* [Exercise details]:
Transcribe the full listing below exactly.

——————————

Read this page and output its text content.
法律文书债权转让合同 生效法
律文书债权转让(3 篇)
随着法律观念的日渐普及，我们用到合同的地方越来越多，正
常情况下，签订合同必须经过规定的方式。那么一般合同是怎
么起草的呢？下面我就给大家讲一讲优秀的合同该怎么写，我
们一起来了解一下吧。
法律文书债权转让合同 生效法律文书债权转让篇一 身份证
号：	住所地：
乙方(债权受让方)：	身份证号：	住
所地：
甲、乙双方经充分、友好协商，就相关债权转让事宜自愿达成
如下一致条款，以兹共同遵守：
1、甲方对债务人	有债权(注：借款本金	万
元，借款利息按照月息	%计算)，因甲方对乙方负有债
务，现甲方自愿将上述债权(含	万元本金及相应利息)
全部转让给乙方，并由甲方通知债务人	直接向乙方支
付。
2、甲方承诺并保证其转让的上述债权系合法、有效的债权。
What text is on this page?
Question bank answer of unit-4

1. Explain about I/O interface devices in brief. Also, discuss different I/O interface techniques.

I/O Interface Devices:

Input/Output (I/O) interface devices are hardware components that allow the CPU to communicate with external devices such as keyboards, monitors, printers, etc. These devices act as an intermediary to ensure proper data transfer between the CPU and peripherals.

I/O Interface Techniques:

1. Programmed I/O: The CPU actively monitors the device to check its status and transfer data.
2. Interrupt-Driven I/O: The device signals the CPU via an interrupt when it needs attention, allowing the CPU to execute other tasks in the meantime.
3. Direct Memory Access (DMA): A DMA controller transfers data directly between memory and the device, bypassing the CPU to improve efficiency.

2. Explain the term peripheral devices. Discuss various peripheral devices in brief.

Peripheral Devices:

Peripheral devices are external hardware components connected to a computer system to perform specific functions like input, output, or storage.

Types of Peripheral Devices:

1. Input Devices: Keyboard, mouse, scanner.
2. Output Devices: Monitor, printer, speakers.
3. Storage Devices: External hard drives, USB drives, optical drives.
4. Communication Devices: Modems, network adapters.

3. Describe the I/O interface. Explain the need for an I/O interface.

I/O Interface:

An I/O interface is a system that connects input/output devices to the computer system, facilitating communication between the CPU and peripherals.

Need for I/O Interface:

——————————

* [The response]:
Read this page and output its text content.
法律文书债权转让合同 生效法
律文书债权转让(3 篇)
随着法律观念的日渐普及，我们用到合同的地方越来越多，正
常情况下，签订合同必须经过规定的方式。那么一般合同是怎
么起草的呢？下面我就给大家讲一讲优秀的合同该怎么写，我
们一起来了解一下吧。
法律文书债权转让合同 生效法律文书债权转让篇一 身份证
号：	住所地：
乙方(债权受让方)：	身份证号：	住
所地：
甲、乙双方经充分、友好协商，就相关债权转让事宜自愿达成
如下一致条款，以兹共同遵守：
1、甲方对债务人	有债权(注：借款本金	万
元，借款利息按照月息	%计算)，因甲方对乙方负有债
务，现甲方自愿将上述债权(含	万元本金及相应利息)
全部转让给乙方，并由甲方通知债务人	直接向乙方支
付。
2、甲方承诺并保证其转让的上述债权系合法、有效的债权。
What text is on this page?
Question bank answer of unit-4

1. Explain about I/O interface devices in brief. Also, discuss different I/O interface techniques.

I/O Interface Devices:

Input/Output (I/O) interface devices are hardware components that allow the CPU to communicate with external devices such as keyboards, monitors, printers, etc. These devices act as an intermediary to ensure proper data transfer between the CPU and peripherals.

I/O Interface Techniques:

1. Programmed I/O: The CPU actively monitors the device to check its status and transfer data.
2. Interrupt-Driven I/O: The device signals the CPU via an interrupt when it needs attention, allowing the CPU to execute other tasks in the meantime.
3. Direct Memory Access (DMA): A DMA controller transfers data directly between memory and the device, bypassing the CPU to improve efficiency.

2. Explain the term peripheral devices. Discuss various peripheral devices in brief.

Peripheral Devices:

Peripheral devices are external hardware components connected to a computer system to perform specific functions like input, output, or storage.

Types of Peripheral Devices:

1. Input Devices: Keyboard, mouse, scanner.
2. Output Devices: Monitor, printer, speakers.
3. Storage Devices: External hard drives, USB drives, optical drives.
4. Communication Devices: Modems, network adapters.

3. Describe the I/O interface. Explain the need for an I/O interface.

I/O Interface:

An I/O interface is a system that connects input/output devices to the computer system, facilitating communication between the CPU and peripherals.

Need for I/O Interface:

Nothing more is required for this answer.